-- Start --

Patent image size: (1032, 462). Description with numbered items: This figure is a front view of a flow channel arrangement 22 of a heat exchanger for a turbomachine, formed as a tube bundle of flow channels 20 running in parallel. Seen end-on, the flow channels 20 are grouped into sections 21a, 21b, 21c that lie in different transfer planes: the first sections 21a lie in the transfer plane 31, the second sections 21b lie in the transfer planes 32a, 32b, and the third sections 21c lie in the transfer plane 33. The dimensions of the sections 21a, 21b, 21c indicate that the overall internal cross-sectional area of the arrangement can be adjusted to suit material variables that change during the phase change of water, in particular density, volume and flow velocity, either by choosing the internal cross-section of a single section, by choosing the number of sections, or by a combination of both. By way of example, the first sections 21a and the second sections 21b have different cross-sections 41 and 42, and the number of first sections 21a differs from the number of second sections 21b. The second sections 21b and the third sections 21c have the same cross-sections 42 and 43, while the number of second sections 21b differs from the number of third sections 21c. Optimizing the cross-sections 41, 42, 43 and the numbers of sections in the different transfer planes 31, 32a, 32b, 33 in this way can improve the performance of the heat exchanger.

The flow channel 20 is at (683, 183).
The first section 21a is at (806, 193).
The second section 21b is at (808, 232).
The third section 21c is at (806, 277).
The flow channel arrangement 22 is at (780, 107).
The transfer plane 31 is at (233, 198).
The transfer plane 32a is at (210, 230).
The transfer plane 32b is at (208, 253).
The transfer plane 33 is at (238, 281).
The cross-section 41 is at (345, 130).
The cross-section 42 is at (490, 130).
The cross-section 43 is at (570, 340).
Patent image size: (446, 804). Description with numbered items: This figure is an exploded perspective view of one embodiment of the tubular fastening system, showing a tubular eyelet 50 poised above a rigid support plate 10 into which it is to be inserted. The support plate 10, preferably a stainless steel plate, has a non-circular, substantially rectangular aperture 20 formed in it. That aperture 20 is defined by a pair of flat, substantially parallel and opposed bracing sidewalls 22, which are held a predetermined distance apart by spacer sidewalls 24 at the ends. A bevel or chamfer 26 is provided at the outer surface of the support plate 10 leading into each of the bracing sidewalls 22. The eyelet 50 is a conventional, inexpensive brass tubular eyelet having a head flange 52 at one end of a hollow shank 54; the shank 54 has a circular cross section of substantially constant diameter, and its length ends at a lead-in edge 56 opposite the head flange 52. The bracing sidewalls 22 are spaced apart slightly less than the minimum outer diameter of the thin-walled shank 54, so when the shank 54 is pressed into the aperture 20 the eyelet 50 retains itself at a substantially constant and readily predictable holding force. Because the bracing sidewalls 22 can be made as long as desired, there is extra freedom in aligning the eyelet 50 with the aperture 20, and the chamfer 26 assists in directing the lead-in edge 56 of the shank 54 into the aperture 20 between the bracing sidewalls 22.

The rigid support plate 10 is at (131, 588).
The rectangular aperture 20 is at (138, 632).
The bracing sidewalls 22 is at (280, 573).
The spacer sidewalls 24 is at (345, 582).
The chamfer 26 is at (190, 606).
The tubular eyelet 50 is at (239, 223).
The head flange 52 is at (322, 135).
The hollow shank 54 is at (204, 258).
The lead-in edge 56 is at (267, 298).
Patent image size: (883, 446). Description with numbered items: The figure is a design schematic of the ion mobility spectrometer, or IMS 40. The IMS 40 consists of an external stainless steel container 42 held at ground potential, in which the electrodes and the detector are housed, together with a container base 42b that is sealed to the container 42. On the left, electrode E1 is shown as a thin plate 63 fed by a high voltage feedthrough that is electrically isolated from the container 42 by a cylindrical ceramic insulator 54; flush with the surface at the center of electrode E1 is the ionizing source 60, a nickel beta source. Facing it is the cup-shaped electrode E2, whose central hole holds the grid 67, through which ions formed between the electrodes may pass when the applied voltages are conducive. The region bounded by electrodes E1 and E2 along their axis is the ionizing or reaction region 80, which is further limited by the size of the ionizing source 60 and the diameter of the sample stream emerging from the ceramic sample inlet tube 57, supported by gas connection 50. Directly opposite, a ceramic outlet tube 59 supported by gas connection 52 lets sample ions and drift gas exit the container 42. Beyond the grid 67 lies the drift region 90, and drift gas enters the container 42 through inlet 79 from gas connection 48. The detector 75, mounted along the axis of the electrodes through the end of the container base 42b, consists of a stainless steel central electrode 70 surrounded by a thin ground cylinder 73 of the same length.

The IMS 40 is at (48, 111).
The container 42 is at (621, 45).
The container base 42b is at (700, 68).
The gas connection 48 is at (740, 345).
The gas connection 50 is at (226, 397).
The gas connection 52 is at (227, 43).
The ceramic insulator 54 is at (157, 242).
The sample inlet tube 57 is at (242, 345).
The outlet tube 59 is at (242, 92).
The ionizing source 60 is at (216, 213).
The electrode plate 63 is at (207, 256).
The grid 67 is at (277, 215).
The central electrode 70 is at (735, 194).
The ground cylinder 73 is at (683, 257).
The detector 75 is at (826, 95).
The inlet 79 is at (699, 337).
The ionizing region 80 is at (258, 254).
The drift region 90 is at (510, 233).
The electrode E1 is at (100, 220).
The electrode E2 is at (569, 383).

-- End --

## TO BE DONE
Reproduce the records above, switching every "heat exchanger" to "heat sink" and leaving all other text unchanged.

## EXERCISE RESPONSE
Patent image size: (1032, 462). Description with numbered items: This figure is a front view of a flow channel arrangement 22 of a heat sink for a turbomachine, formed as a tube bundle of flow channels 20 running in parallel. Seen end-on, the flow channels 20 are grouped into sections 21a, 21b, 21c that lie in different transfer planes: the first sections 21a lie in the transfer plane 31, the second sections 21b lie in the transfer planes 32a, 32b, and the third sections 21c lie in the transfer plane 33. The dimensions of the sections 21a, 21b, 21c indicate that the overall internal cross-sectional area of the arrangement can be adjusted to suit material variables that change during the phase change of water, in particular density, volume and flow velocity, either by choosing the internal cross-section of a single section, by choosing the number of sections, or by a combination of both. By way of example, the first sections 21a and the second sections 21b have different cross-sections 41 and 42, and the number of first sections 21a differs from the number of second sections 21b. The second sections 21b and the third sections 21c have the same cross-sections 42 and 43, while the number of second sections 21b differs from the number of third sections 21c. Optimizing the cross-sections 41, 42, 43 and the numbers of sections in the different transfer planes 31, 32a, 32b, 33 in this way can improve the performance of the heat sink.

The flow channel 20 is at (683, 183).
The first section 21a is at (806, 193).
The second section 21b is at (808, 232).
The third section 21c is at (806, 277).
The flow channel arrangement 22 is at (780, 107).
The transfer plane 31 is at (233, 198).
The transfer plane 32a is at (210, 230).
The transfer plane 32b is at (208, 253).
The transfer plane 33 is at (238, 281).
The cross-section 41 is at (345, 130).
The cross-section 42 is at (490, 130).
The cross-section 43 is at (570, 340).
Patent image size: (446, 804). Description with numbered items: This figure is an exploded perspective view of one embodiment of the tubular fastening system, showing a tubular eyelet 50 poised above a rigid support plate 10 into which it is to be inserted. The support plate 10, preferably a stainless steel plate, has a non-circular, substantially rectangular aperture 20 formed in it. That aperture 20 is defined by a pair of flat, substantially parallel and opposed bracing sidewalls 22, which are held a predetermined distance apart by spacer sidewalls 24 at the ends. A bevel or chamfer 26 is provided at the outer surface of the support plate 10 leading into each of the bracing sidewalls 22. The eyelet 50 is a conventional, inexpensive brass tubular eyelet having a head flange 52 at one end of a hollow shank 54; the shank 54 has a circular cross section of substantially constant diameter, and its length ends at a lead-in edge 56 opposite the head flange 52. The bracing sidewalls 22 are spaced apart slightly less than the minimum outer diameter of the thin-walled shank 54, so when the shank 54 is pressed into the aperture 20 the eyelet 50 retains itself at a substantially constant and readily predictable holding force. Because the bracing sidewalls 22 can be made as long as desired, there is extra freedom in aligning the eyelet 50 with the aperture 20, and the chamfer 26 assists in directing the lead-in edge 56 of the shank 54 into the aperture 20 between the bracing sidewalls 22.

The rigid support plate 10 is at (131, 588).
The rectangular aperture 20 is at (138, 632).
The bracing sidewalls 22 is at (280, 573).
The spacer sidewalls 24 is at (345, 582).
The chamfer 26 is at (190, 606).
The tubular eyelet 50 is at (239, 223).
The head flange 52 is at (322, 135).
The hollow shank 54 is at (204, 258).
The lead-in edge 56 is at (267, 298).
Patent image size: (883, 446). Description with numbered items: The figure is a design schematic of the ion mobility spectrometer, or IMS 40. The IMS 40 consists of an external stainless steel container 42 held at ground potential, in which the electrodes and the detector are housed, together with a container base 42b that is sealed to the container 42. On the left, electrode E1 is shown as a thin plate 63 fed by a high voltage feedthrough that is electrically isolated from the container 42 by a cylindrical ceramic insulator 54; flush with the surface at the center of electrode E1 is the ionizing source 60, a nickel beta source. Facing it is the cup-shaped electrode E2, whose central hole holds the grid 67, through which ions formed between the electrodes may pass when the applied voltages are conducive. The region bounded by electrodes E1 and E2 along their axis is the ionizing or reaction region 80, which is further limited by the size of the ionizing source 60 and the diameter of the sample stream emerging from the ceramic sample inlet tube 57, supported by gas connection 50. Directly opposite, a ceramic outlet tube 59 supported by gas connection 52 lets sample ions and drift gas exit the container 42. Beyond the grid 67 lies the drift region 90, and drift gas enters the container 42 through inlet 79 from gas connection 48. The detector 75, mounted along the axis of the electrodes through the end of the container base 42b, consists of a stainless steel central electrode 70 surrounded by a thin ground cylinder 73 of the same length.

The IMS 40 is at (48, 111).
The container 42 is at (621, 45).
The container base 42b is at (700, 68).
The gas connection 48 is at (740, 345).
The gas connection 50 is at (226, 397).
The gas connection 52 is at (227, 43).
The ceramic insulator 54 is at (157, 242).
The sample inlet tube 57 is at (242, 345).
The outlet tube 59 is at (242, 92).
The ionizing source 60 is at (216, 213).
The electrode plate 63 is at (207, 256).
The grid 67 is at (277, 215).
The central electrode 70 is at (735, 194).
The ground cylinder 73 is at (683, 257).
The detector 75 is at (826, 95).
The inlet 79 is at (699, 337).
The ionizing region 80 is at (258, 254).
The drift region 90 is at (510, 233).
The electrode E1 is at (100, 220).
The electrode E2 is at (569, 383).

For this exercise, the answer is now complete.